## Given exercise:
Wherever a line in the data below holds "color", copy that line.
==== Given entries
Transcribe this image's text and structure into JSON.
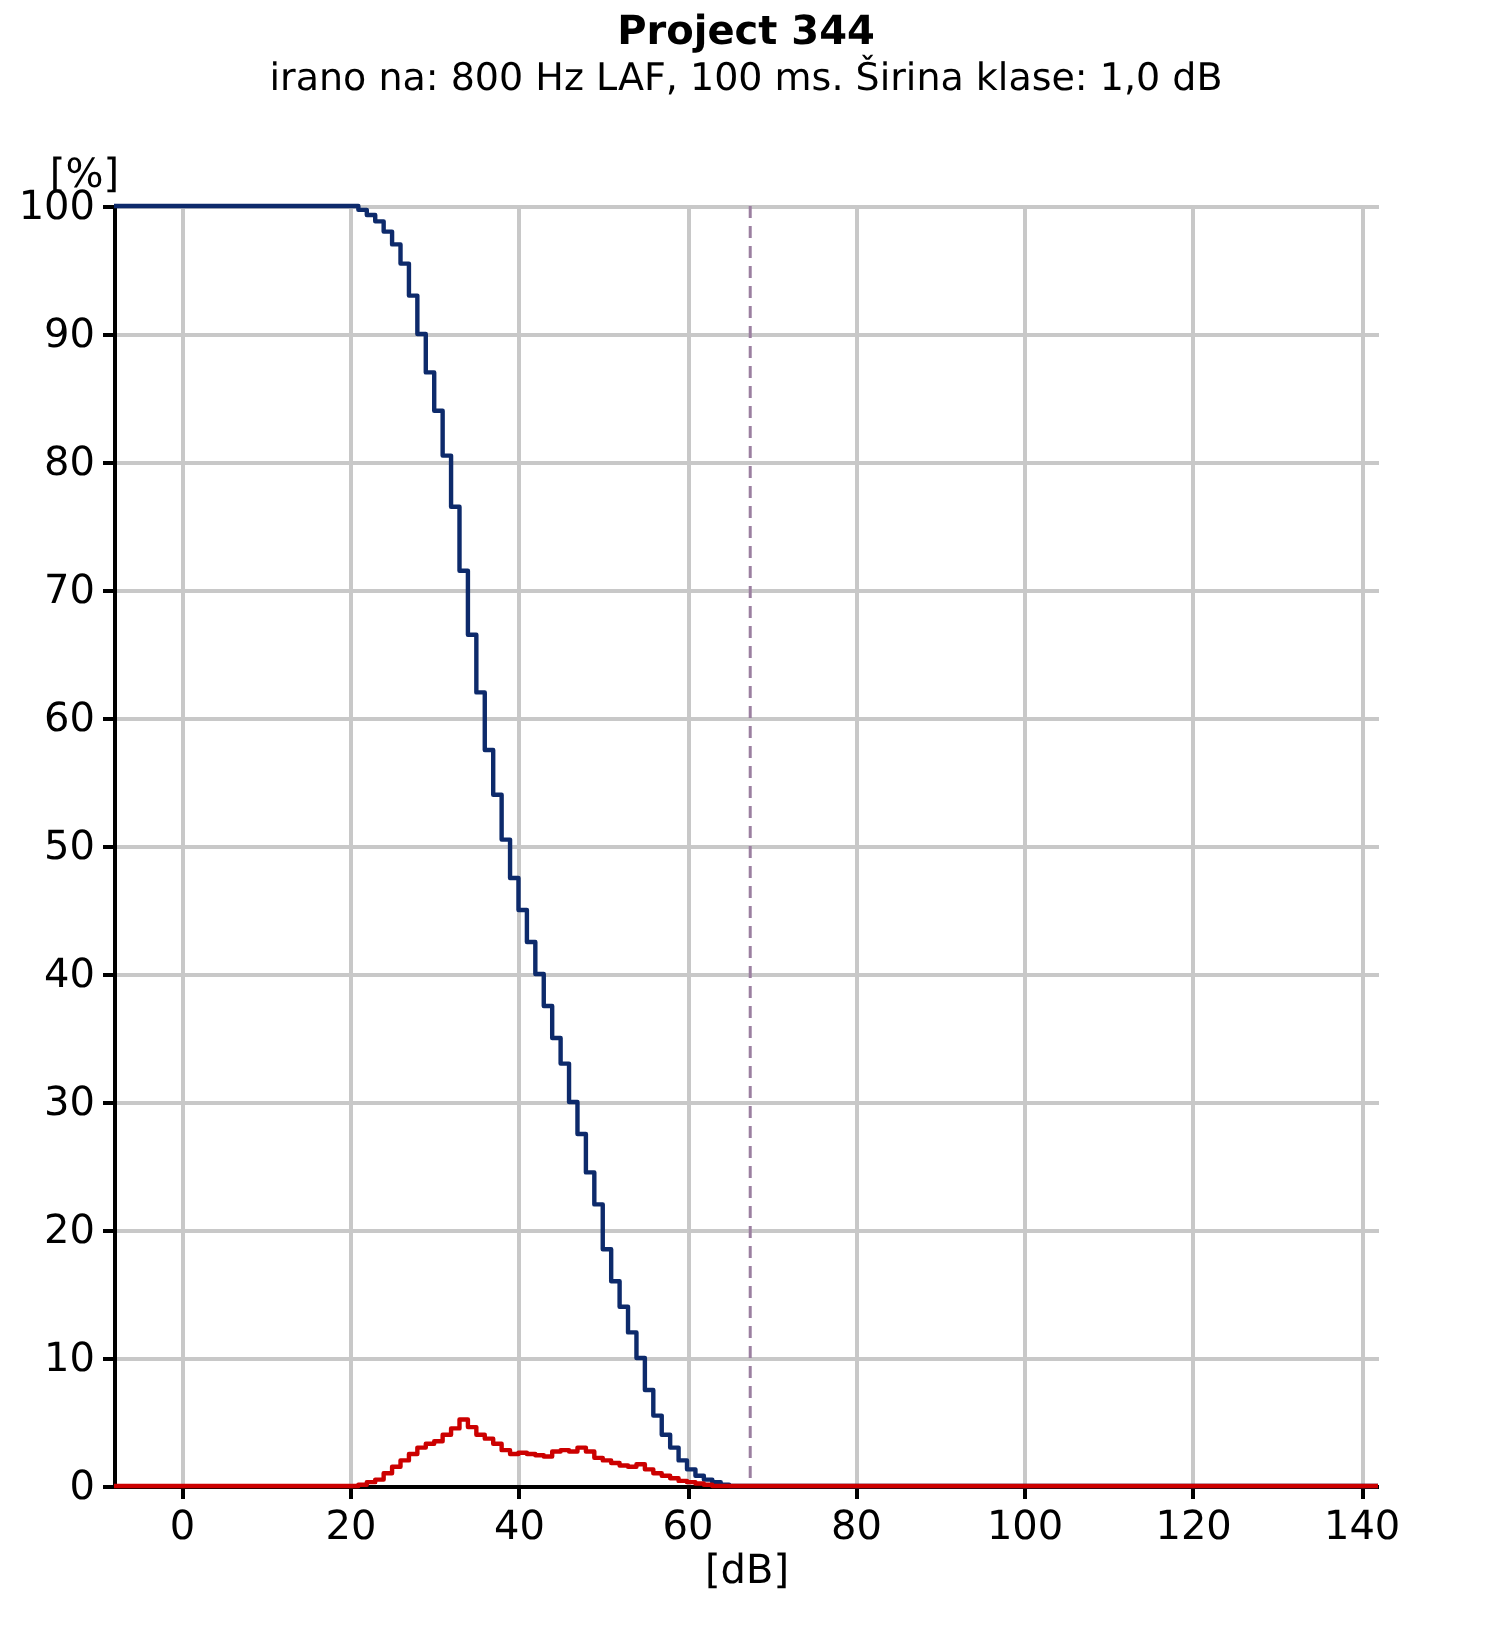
{
  "chart_data": {
    "type": "step",
    "title": "Project 344",
    "subtitle": "irano na: 800 Hz  LAF, 100 ms. Širina klase: 1,0 dB",
    "xlabel": "[dB]",
    "ylabel": "[%]",
    "xlim": [
      -8,
      142
    ],
    "xticks": [
      0,
      20,
      40,
      60,
      80,
      100,
      120,
      140
    ],
    "ylim": [
      0,
      100
    ],
    "yticks": [
      0,
      10,
      20,
      30,
      40,
      50,
      60,
      70,
      80,
      90,
      100
    ],
    "grid": true,
    "marker": "none",
    "line_style": "solid",
    "series": [
      {
        "color": "#0d2a6b",
        "x": [
          -8,
          20,
          21,
          22,
          23,
          24,
          25,
          26,
          27,
          28,
          29,
          30,
          31,
          32,
          33,
          34,
          35,
          36,
          37,
          38,
          39,
          40,
          41,
          42,
          43,
          44,
          45,
          46,
          47,
          48,
          49,
          50,
          51,
          52,
          53,
          54,
          55,
          56,
          57,
          58,
          59,
          60,
          61,
          62,
          63,
          64,
          65,
          142
        ],
        "values": [
          100,
          100,
          99.7,
          99.3,
          98.8,
          98,
          97,
          95.5,
          93,
          90,
          87,
          84,
          80.5,
          76.5,
          71.5,
          66.5,
          62,
          57.5,
          54,
          50.5,
          47.5,
          45,
          42.5,
          40,
          37.5,
          35,
          33,
          30,
          27.5,
          24.5,
          22,
          18.5,
          16,
          14,
          12,
          10,
          7.5,
          5.5,
          4,
          3,
          2,
          1.3,
          0.8,
          0.5,
          0.3,
          0.1,
          0,
          0
        ]
      },
      {
        "color": "#cc0000",
        "x": [
          -8,
          20,
          21,
          22,
          23,
          24,
          25,
          26,
          27,
          28,
          29,
          30,
          31,
          32,
          33,
          34,
          35,
          36,
          37,
          38,
          39,
          40,
          41,
          42,
          43,
          44,
          45,
          46,
          47,
          48,
          49,
          50,
          51,
          52,
          53,
          54,
          55,
          56,
          57,
          58,
          59,
          60,
          61,
          62,
          63,
          142
        ],
        "values": [
          0,
          0,
          0.1,
          0.3,
          0.5,
          1,
          1.5,
          2,
          2.5,
          3,
          3.3,
          3.5,
          4,
          4.5,
          5.2,
          4.6,
          4,
          3.7,
          3.3,
          2.8,
          2.5,
          2.6,
          2.5,
          2.4,
          2.3,
          2.7,
          2.8,
          2.7,
          3,
          2.7,
          2.2,
          2,
          1.8,
          1.6,
          1.5,
          1.7,
          1.3,
          1,
          0.8,
          0.6,
          0.4,
          0.3,
          0.2,
          0.1,
          0,
          0
        ]
      }
    ],
    "ref_lines": [
      {
        "axis": "x",
        "value": 67.5,
        "color": "#9b7fa0",
        "line_style": "dashed"
      }
    ]
  }
}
========
## Response:
        "color": "#0d2a6b",
        "color": "#cc0000",
        "color": "#9b7fa0",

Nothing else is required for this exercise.